++++ TASK DATA ++++

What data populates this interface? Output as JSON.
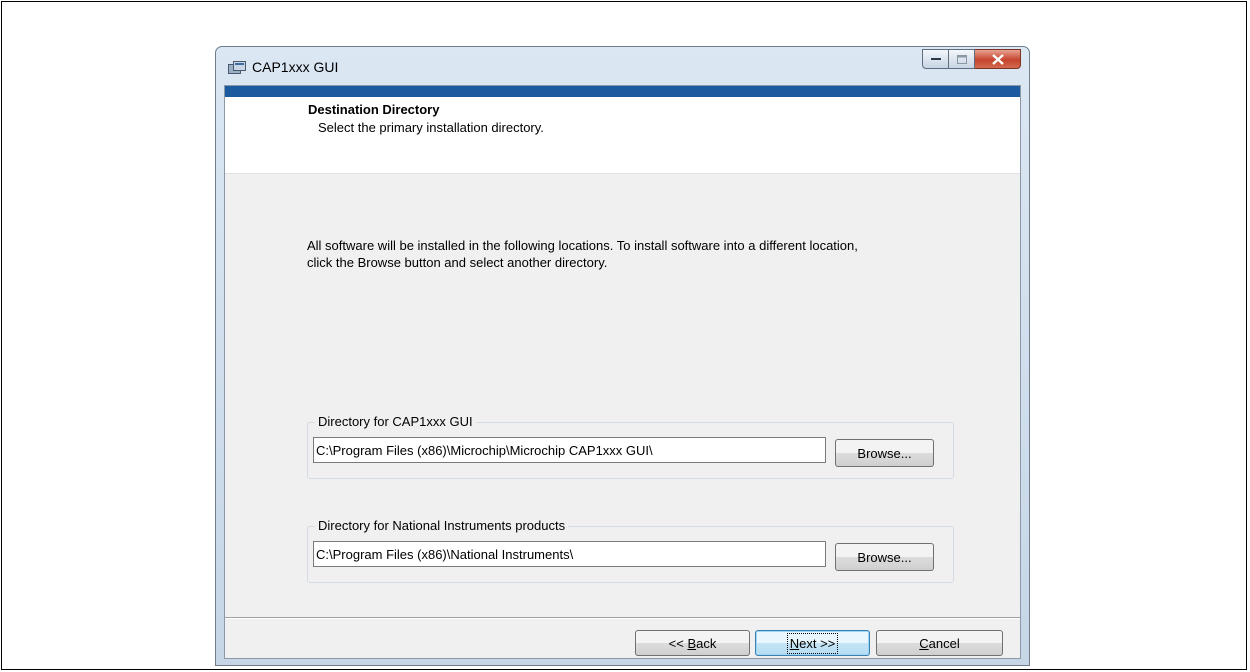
{
  "window": {
    "title": "CAP1xxx GUI",
    "icon": "installer-icon"
  },
  "header": {
    "title": "Destination Directory",
    "subtitle": "Select the primary installation directory."
  },
  "description": "All software will be installed in the following locations. To install software into a different location, click the Browse button and select another directory.",
  "groups": [
    {
      "label": "Directory for CAP1xxx GUI",
      "path": "C:\\Program Files (x86)\\Microchip\\Microchip CAP1xxx GUI\\",
      "browse_label": "Browse..."
    },
    {
      "label": "Directory for National Instruments products",
      "path": "C:\\Program Files (x86)\\National Instruments\\",
      "browse_label": "Browse..."
    }
  ],
  "buttons": {
    "back_prefix": "<< ",
    "back_accel": "B",
    "back_rest": "ack",
    "next_accel": "N",
    "next_rest": "ext >>",
    "cancel_accel": "C",
    "cancel_rest": "ancel"
  },
  "colors": {
    "accent_strip": "#1c5aa0",
    "close_button": "#c6452d",
    "dialog_background": "#f0f0f0"
  }
}
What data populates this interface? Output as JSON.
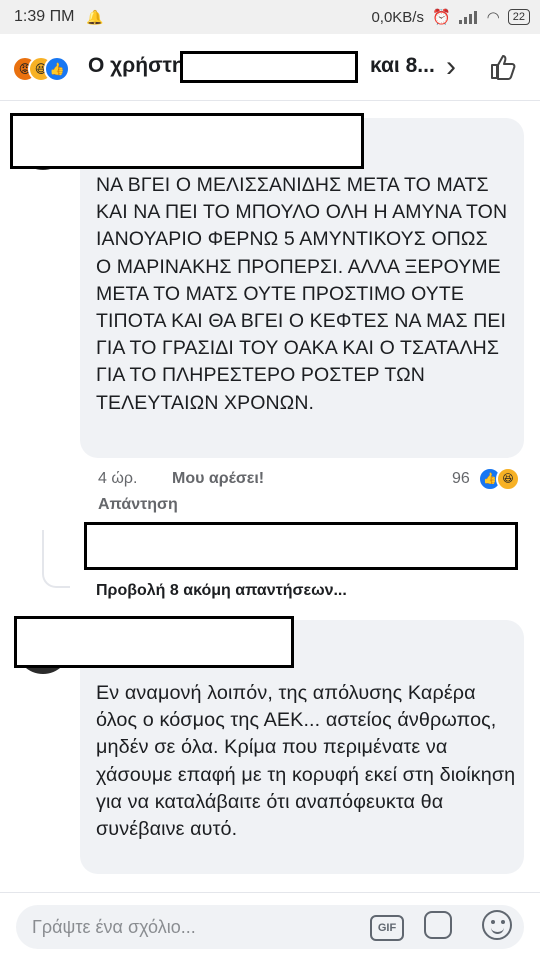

++++

EXERCISE :: Omit the pictures and output all of the other material exactly.

CORRECT OUTPUT ::
What data populates this interface? Output as JSON.
{
  "window": {
    "title": "CAP1xxx GUI",
    "icon": "installer-icon"
  },
  "header": {
    "title": "Destination Directory",
    "subtitle": "Select the primary installation directory."
  },
  "description": "All software will be installed in the following locations. To install software into a different location, click the Browse button and select another directory.",
  "groups": [
    {
      "label": "Directory for CAP1xxx GUI",
      "path": "C:\\Program Files (x86)\\Microchip\\Microchip CAP1xxx GUI\\",
      "browse_label": "Browse..."
    },
    {
      "label": "Directory for National Instruments products",
      "path": "C:\\Program Files (x86)\\National Instruments\\",
      "browse_label": "Browse..."
    }
  ],
  "buttons": {
    "back_prefix": "<< ",
    "back_accel": "B",
    "back_rest": "ack",
    "next_accel": "N",
    "next_rest": "ext >>",
    "cancel_accel": "C",
    "cancel_rest": "ancel"
  },
  "colors": {
    "accent_strip": "#1c5aa0",
    "close_button": "#c6452d",
    "dialog_background": "#f0f0f0"
  }
}
What data populates this interface? Output as JSON.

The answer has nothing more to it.